**Exercise**:
Will you print the material below without altering a single character?

**Stored records**:
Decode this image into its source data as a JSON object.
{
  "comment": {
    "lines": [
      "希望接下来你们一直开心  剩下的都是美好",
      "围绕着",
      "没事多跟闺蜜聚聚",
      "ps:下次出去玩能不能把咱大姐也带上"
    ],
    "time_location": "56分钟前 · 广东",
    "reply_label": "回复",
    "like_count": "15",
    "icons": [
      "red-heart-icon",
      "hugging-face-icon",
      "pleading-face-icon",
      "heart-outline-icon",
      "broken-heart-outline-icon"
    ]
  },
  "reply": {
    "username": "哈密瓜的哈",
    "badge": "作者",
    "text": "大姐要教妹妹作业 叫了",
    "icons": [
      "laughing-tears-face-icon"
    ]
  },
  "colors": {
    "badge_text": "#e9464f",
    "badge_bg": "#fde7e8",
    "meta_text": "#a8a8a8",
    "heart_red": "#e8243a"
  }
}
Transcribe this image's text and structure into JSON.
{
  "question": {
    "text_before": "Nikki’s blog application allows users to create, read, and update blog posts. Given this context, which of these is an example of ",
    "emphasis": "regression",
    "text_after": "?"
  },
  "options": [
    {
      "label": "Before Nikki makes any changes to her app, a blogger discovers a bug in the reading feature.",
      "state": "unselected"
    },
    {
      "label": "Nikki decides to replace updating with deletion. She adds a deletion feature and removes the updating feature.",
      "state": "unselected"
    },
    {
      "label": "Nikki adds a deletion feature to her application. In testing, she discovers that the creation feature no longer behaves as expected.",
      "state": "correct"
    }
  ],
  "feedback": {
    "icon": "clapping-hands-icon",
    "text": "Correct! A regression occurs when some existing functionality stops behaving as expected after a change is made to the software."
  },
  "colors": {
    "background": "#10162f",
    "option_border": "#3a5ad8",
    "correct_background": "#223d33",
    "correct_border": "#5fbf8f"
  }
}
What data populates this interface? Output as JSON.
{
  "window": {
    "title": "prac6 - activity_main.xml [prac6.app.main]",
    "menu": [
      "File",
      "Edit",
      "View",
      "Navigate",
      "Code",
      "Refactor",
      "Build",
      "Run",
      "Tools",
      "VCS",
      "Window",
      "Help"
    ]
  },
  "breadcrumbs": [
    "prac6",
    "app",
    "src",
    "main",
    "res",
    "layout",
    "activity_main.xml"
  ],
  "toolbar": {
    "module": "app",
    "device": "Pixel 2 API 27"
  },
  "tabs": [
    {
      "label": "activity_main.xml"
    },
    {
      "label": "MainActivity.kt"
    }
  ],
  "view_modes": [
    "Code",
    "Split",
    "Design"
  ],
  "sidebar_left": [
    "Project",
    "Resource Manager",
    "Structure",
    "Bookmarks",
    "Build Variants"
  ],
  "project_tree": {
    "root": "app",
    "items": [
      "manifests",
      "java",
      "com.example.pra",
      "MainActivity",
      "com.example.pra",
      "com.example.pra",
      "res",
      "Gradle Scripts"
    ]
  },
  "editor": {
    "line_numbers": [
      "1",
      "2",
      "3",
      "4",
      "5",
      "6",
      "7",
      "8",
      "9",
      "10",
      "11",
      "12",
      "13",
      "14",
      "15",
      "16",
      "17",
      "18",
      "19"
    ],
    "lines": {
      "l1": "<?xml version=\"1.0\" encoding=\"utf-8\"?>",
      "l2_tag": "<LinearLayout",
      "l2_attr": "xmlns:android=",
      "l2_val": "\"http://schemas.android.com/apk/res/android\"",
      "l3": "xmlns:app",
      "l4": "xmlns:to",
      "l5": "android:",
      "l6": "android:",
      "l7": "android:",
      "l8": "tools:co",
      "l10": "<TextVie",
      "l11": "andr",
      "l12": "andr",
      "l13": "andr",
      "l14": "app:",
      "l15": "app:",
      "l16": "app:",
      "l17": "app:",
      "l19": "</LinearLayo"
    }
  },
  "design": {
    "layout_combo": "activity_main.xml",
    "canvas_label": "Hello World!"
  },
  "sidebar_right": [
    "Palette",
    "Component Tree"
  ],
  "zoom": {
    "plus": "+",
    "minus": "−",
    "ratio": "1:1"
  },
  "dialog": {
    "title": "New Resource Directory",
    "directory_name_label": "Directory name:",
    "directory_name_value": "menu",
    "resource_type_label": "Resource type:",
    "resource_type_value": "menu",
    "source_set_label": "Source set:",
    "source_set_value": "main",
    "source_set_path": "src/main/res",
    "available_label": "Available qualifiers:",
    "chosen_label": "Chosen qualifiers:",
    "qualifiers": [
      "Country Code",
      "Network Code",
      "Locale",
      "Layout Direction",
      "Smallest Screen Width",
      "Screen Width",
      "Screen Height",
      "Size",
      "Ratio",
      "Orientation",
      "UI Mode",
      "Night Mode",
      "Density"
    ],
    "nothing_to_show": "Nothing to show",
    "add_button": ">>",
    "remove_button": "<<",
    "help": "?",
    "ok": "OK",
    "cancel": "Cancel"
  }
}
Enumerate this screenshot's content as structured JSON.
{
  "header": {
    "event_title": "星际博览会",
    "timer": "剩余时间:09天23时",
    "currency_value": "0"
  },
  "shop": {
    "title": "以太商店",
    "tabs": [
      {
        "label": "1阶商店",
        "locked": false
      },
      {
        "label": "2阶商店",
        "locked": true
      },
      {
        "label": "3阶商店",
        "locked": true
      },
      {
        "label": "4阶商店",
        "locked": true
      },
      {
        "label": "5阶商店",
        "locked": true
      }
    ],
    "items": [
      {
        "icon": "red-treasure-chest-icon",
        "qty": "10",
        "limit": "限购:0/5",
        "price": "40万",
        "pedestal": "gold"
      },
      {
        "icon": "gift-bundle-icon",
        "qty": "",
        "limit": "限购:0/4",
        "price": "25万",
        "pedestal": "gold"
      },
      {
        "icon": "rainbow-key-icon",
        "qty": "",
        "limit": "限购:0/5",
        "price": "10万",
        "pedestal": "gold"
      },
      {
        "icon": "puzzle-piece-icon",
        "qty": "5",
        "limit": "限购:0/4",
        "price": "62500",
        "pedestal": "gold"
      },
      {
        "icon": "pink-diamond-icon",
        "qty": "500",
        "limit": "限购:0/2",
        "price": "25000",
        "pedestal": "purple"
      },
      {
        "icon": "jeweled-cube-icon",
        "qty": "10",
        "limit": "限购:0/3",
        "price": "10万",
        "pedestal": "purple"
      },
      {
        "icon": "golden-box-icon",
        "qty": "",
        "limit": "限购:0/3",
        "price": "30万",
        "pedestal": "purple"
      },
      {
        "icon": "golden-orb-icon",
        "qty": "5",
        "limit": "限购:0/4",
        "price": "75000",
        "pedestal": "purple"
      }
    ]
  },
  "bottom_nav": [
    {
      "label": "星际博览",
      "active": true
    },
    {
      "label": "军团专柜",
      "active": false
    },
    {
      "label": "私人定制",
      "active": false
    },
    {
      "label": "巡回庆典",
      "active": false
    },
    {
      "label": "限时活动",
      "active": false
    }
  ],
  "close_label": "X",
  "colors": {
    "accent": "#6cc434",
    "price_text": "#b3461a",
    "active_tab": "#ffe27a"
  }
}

**Task result**:
Decode this image into its source data as a JSON object.
{
  "comment": {
    "lines": [
      "希望接下来你们一直开心  剩下的都是美好",
      "围绕着",
      "没事多跟闺蜜聚聚",
      "ps:下次出去玩能不能把咱大姐也带上"
    ],
    "time_location": "56分钟前 · 广东",
    "reply_label": "回复",
    "like_count": "15",
    "icons": [
      "red-heart-icon",
      "hugging-face-icon",
      "pleading-face-icon",
      "heart-outline-icon",
      "broken-heart-outline-icon"
    ]
  },
  "reply": {
    "username": "哈密瓜的哈",
    "badge": "作者",
    "text": "大姐要教妹妹作业 叫了",
    "icons": [
      "laughing-tears-face-icon"
    ]
  },
  "colors": {
    "badge_text": "#e9464f",
    "badge_bg": "#fde7e8",
    "meta_text": "#a8a8a8",
    "heart_red": "#e8243a"
  }
}
Transcribe this image's text and structure into JSON.
{
  "question": {
    "text_before": "Nikki’s blog application allows users to create, read, and update blog posts. Given this context, which of these is an example of ",
    "emphasis": "regression",
    "text_after": "?"
  },
  "options": [
    {
      "label": "Before Nikki makes any changes to her app, a blogger discovers a bug in the reading feature.",
      "state": "unselected"
    },
    {
      "label": "Nikki decides to replace updating with deletion. She adds a deletion feature and removes the updating feature.",
      "state": "unselected"
    },
    {
      "label": "Nikki adds a deletion feature to her application. In testing, she discovers that the creation feature no longer behaves as expected.",
      "state": "correct"
    }
  ],
  "feedback": {
    "icon": "clapping-hands-icon",
    "text": "Correct! A regression occurs when some existing functionality stops behaving as expected after a change is made to the software."
  },
  "colors": {
    "background": "#10162f",
    "option_border": "#3a5ad8",
    "correct_background": "#223d33",
    "correct_border": "#5fbf8f"
  }
}
What data populates this interface? Output as JSON.
{
  "window": {
    "title": "prac6 - activity_main.xml [prac6.app.main]",
    "menu": [
      "File",
      "Edit",
      "View",
      "Navigate",
      "Code",
      "Refactor",
      "Build",
      "Run",
      "Tools",
      "VCS",
      "Window",
      "Help"
    ]
  },
  "breadcrumbs": [
    "prac6",
    "app",
    "src",
    "main",
    "res",
    "layout",
    "activity_main.xml"
  ],
  "toolbar": {
    "module": "app",
    "device": "Pixel 2 API 27"
  },
  "tabs": [
    {
      "label": "activity_main.xml"
    },
    {
      "label": "MainActivity.kt"
    }
  ],
  "view_modes": [
    "Code",
    "Split",
    "Design"
  ],
  "sidebar_left": [
    "Project",
    "Resource Manager",
    "Structure",
    "Bookmarks",
    "Build Variants"
  ],
  "project_tree": {
    "root": "app",
    "items": [
      "manifests",
      "java",
      "com.example.pra",
      "MainActivity",
      "com.example.pra",
      "com.example.pra",
      "res",
      "Gradle Scripts"
    ]
  },
  "editor": {
    "line_numbers": [
      "1",
      "2",
      "3",
      "4",
      "5",
      "6",
      "7",
      "8",
      "9",
      "10",
      "11",
      "12",
      "13",
      "14",
      "15",
      "16",
      "17",
      "18",
      "19"
    ],
    "lines": {
      "l1": "<?xml version=\"1.0\" encoding=\"utf-8\"?>",
      "l2_tag": "<LinearLayout",
      "l2_attr": "xmlns:android=",
      "l2_val": "\"http://schemas.android.com/apk/res/android\"",
      "l3": "xmlns:app",
      "l4": "xmlns:to",
      "l5": "android:",
      "l6": "android:",
      "l7": "android:",
      "l8": "tools:co",
      "l10": "<TextVie",
      "l11": "andr",
      "l12": "andr",
      "l13": "andr",
      "l14": "app:",
      "l15": "app:",
      "l16": "app:",
      "l17": "app:",
      "l19": "</LinearLayo"
    }
  },
  "design": {
    "layout_combo": "activity_main.xml",
    "canvas_label": "Hello World!"
  },
  "sidebar_right": [
    "Palette",
    "Component Tree"
  ],
  "zoom": {
    "plus": "+",
    "minus": "−",
    "ratio": "1:1"
  },
  "dialog": {
    "title": "New Resource Directory",
    "directory_name_label": "Directory name:",
    "directory_name_value": "menu",
    "resource_type_label": "Resource type:",
    "resource_type_value": "menu",
    "source_set_label": "Source set:",
    "source_set_value": "main",
    "source_set_path": "src/main/res",
    "available_label": "Available qualifiers:",
    "chosen_label": "Chosen qualifiers:",
    "qualifiers": [
      "Country Code",
      "Network Code",
      "Locale",
      "Layout Direction",
      "Smallest Screen Width",
      "Screen Width",
      "Screen Height",
      "Size",
      "Ratio",
      "Orientation",
      "UI Mode",
      "Night Mode",
      "Density"
    ],
    "nothing_to_show": "Nothing to show",
    "add_button": ">>",
    "remove_button": "<<",
    "help": "?",
    "ok": "OK",
    "cancel": "Cancel"
  }
}
Enumerate this screenshot's content as structured JSON.
{
  "header": {
    "event_title": "星际博览会",
    "timer": "剩余时间:09天23时",
    "currency_value": "0"
  },
  "shop": {
    "title": "以太商店",
    "tabs": [
      {
        "label": "1阶商店",
        "locked": false
      },
      {
        "label": "2阶商店",
        "locked": true
      },
      {
        "label": "3阶商店",
        "locked": true
      },
      {
        "label": "4阶商店",
        "locked": true
      },
      {
        "label": "5阶商店",
        "locked": true
      }
    ],
    "items": [
      {
        "icon": "red-treasure-chest-icon",
        "qty": "10",
        "limit": "限购:0/5",
        "price": "40万",
        "pedestal": "gold"
      },
      {
        "icon": "gift-bundle-icon",
        "qty": "",
        "limit": "限购:0/4",
        "price": "25万",
        "pedestal": "gold"
      },
      {
        "icon": "rainbow-key-icon",
        "qty": "",
        "limit": "限购:0/5",
        "price": "10万",
        "pedestal": "gold"
      },
      {
        "icon": "puzzle-piece-icon",
        "qty": "5",
        "limit": "限购:0/4",
        "price": "62500",
        "pedestal": "gold"
      },
      {
        "icon": "pink-diamond-icon",
        "qty": "500",
        "limit": "限购:0/2",
        "price": "25000",
        "pedestal": "purple"
      },
      {
        "icon": "jeweled-cube-icon",
        "qty": "10",
        "limit": "限购:0/3",
        "price": "10万",
        "pedestal": "purple"
      },
      {
        "icon": "golden-box-icon",
        "qty": "",
        "limit": "限购:0/3",
        "price": "30万",
        "pedestal": "purple"
      },
      {
        "icon": "golden-orb-icon",
        "qty": "5",
        "limit": "限购:0/4",
        "price": "75000",
        "pedestal": "purple"
      }
    ]
  },
  "bottom_nav": [
    {
      "label": "星际博览",
      "active": true
    },
    {
      "label": "军团专柜",
      "active": false
    },
    {
      "label": "私人定制",
      "active": false
    },
    {
      "label": "巡回庆典",
      "active": false
    },
    {
      "label": "限时活动",
      "active": false
    }
  ],
  "close_label": "X",
  "colors": {
    "accent": "#6cc434",
    "price_text": "#b3461a",
    "active_tab": "#ffe27a"
  }
}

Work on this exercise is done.